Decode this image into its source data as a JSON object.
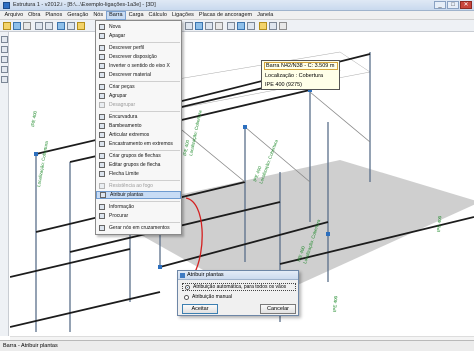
{
  "window": {
    "title": "Estrutura 1 - v2012.i - [B:\\...\\Exemplo-ligações-1a3e] - [3D]",
    "min": "_",
    "max": "□",
    "close": "✕"
  },
  "menu": [
    "Arquivo",
    "Obra",
    "Planos",
    "Geração",
    "Nós",
    "Barra",
    "Carga",
    "Cálculo",
    "Ligações",
    "Placas de ancoragem",
    "Janela"
  ],
  "barra_menu": {
    "items": [
      {
        "label": "Nova",
        "icon": "new-bar-icon",
        "disabled": false
      },
      {
        "label": "Apagar",
        "icon": "delete-bar-icon",
        "disabled": false
      },
      {
        "label": "Descrever perfil",
        "icon": "describe-profile-icon",
        "disabled": false
      },
      {
        "label": "Descrever disposição",
        "icon": "describe-layout-icon",
        "disabled": false
      },
      {
        "label": "Inverter o sentido do eixo X",
        "icon": "invert-axis-icon",
        "disabled": false
      },
      {
        "label": "Descrever material",
        "icon": "material-icon",
        "disabled": false
      },
      {
        "label": "Criar peças",
        "icon": "create-pieces-icon",
        "disabled": false
      },
      {
        "label": "Agrupar",
        "icon": "group-icon",
        "disabled": false
      },
      {
        "label": "Desagrupar",
        "icon": "ungroup-icon",
        "disabled": true
      },
      {
        "label": "Encurvadura",
        "icon": "buckling-icon",
        "disabled": false
      },
      {
        "label": "Bambeamento",
        "icon": "lateral-buckling-icon",
        "disabled": false
      },
      {
        "label": "Articular extremos",
        "icon": "articulate-ends-icon",
        "disabled": false
      },
      {
        "label": "Encastramento em extremos",
        "icon": "fixed-ends-icon",
        "disabled": false
      },
      {
        "label": "Criar grupos de flechas",
        "icon": "deflection-groups-icon",
        "disabled": false
      },
      {
        "label": "Editar grupos de flecha",
        "icon": "edit-deflection-icon",
        "disabled": false
      },
      {
        "label": "Flecha Limite",
        "icon": "limit-deflection-icon",
        "disabled": false
      },
      {
        "label": "Resistência ao fogo",
        "icon": "fire-resistance-icon",
        "disabled": true
      },
      {
        "label": "Atribuir plantas",
        "icon": "assign-floors-icon",
        "disabled": false,
        "highlighted": true
      },
      {
        "label": "Informação",
        "icon": "info-icon",
        "disabled": false
      },
      {
        "label": "Procurar",
        "icon": "search-icon",
        "disabled": false
      },
      {
        "label": "Gerar nós em cruzamentos",
        "icon": "generate-nodes-icon",
        "disabled": false
      }
    ]
  },
  "tooltip": {
    "bar": "Barra N42/N38 - C: 3.509 m",
    "location": "Localização : Cobertura",
    "profile": "IPE 400  (9275)"
  },
  "dialog": {
    "title": "Atribuir plantas",
    "option_auto": "Atribuição automática, para todos os vãos",
    "option_manual": "Atribuição manual",
    "accept": "Aceitar",
    "cancel": "Cancelar"
  },
  "profile_labels": [
    "IPE 400",
    "IPE 400",
    "IPE 400",
    "IPE 400",
    "IPE 400",
    "IPE 400"
  ],
  "location_labels": [
    "Localização: Cobertura",
    "Localização: Cobertura",
    "Localização: Cobertura",
    "Localização: Cobertura"
  ],
  "status": "Barra - Atribuir plantas",
  "colors": {
    "accent": "#3c7fb1",
    "label_green": "#1e8a2a",
    "arrow": "#d42020",
    "beam": "#1c1c1c",
    "column": "#5a6f8a"
  }
}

» Instructions to follow
Make an exact copy of the records shown above, without the pictures.

» Completed task
Decode this image into its source data as a JSON object.
{
  "window": {
    "title": "Estrutura 1 - v2012.i - [B:\\...\\Exemplo-ligações-1a3e] - [3D]",
    "min": "_",
    "max": "□",
    "close": "✕"
  },
  "menu": [
    "Arquivo",
    "Obra",
    "Planos",
    "Geração",
    "Nós",
    "Barra",
    "Carga",
    "Cálculo",
    "Ligações",
    "Placas de ancoragem",
    "Janela"
  ],
  "barra_menu": {
    "items": [
      {
        "label": "Nova",
        "icon": "new-bar-icon",
        "disabled": false
      },
      {
        "label": "Apagar",
        "icon": "delete-bar-icon",
        "disabled": false
      },
      {
        "label": "Descrever perfil",
        "icon": "describe-profile-icon",
        "disabled": false
      },
      {
        "label": "Descrever disposição",
        "icon": "describe-layout-icon",
        "disabled": false
      },
      {
        "label": "Inverter o sentido do eixo X",
        "icon": "invert-axis-icon",
        "disabled": false
      },
      {
        "label": "Descrever material",
        "icon": "material-icon",
        "disabled": false
      },
      {
        "label": "Criar peças",
        "icon": "create-pieces-icon",
        "disabled": false
      },
      {
        "label": "Agrupar",
        "icon": "group-icon",
        "disabled": false
      },
      {
        "label": "Desagrupar",
        "icon": "ungroup-icon",
        "disabled": true
      },
      {
        "label": "Encurvadura",
        "icon": "buckling-icon",
        "disabled": false
      },
      {
        "label": "Bambeamento",
        "icon": "lateral-buckling-icon",
        "disabled": false
      },
      {
        "label": "Articular extremos",
        "icon": "articulate-ends-icon",
        "disabled": false
      },
      {
        "label": "Encastramento em extremos",
        "icon": "fixed-ends-icon",
        "disabled": false
      },
      {
        "label": "Criar grupos de flechas",
        "icon": "deflection-groups-icon",
        "disabled": false
      },
      {
        "label": "Editar grupos de flecha",
        "icon": "edit-deflection-icon",
        "disabled": false
      },
      {
        "label": "Flecha Limite",
        "icon": "limit-deflection-icon",
        "disabled": false
      },
      {
        "label": "Resistência ao fogo",
        "icon": "fire-resistance-icon",
        "disabled": true
      },
      {
        "label": "Atribuir plantas",
        "icon": "assign-floors-icon",
        "disabled": false,
        "highlighted": true
      },
      {
        "label": "Informação",
        "icon": "info-icon",
        "disabled": false
      },
      {
        "label": "Procurar",
        "icon": "search-icon",
        "disabled": false
      },
      {
        "label": "Gerar nós em cruzamentos",
        "icon": "generate-nodes-icon",
        "disabled": false
      }
    ]
  },
  "tooltip": {
    "bar": "Barra N42/N38 - C: 3.509 m",
    "location": "Localização : Cobertura",
    "profile": "IPE 400  (9275)"
  },
  "dialog": {
    "title": "Atribuir plantas",
    "option_auto": "Atribuição automática, para todos os vãos",
    "option_manual": "Atribuição manual",
    "accept": "Aceitar",
    "cancel": "Cancelar"
  },
  "profile_labels": [
    "IPE 400",
    "IPE 400",
    "IPE 400",
    "IPE 400",
    "IPE 400",
    "IPE 400"
  ],
  "location_labels": [
    "Localização: Cobertura",
    "Localização: Cobertura",
    "Localização: Cobertura",
    "Localização: Cobertura"
  ],
  "status": "Barra - Atribuir plantas",
  "colors": {
    "accent": "#3c7fb1",
    "label_green": "#1e8a2a",
    "arrow": "#d42020",
    "beam": "#1c1c1c",
    "column": "#5a6f8a"
  }
}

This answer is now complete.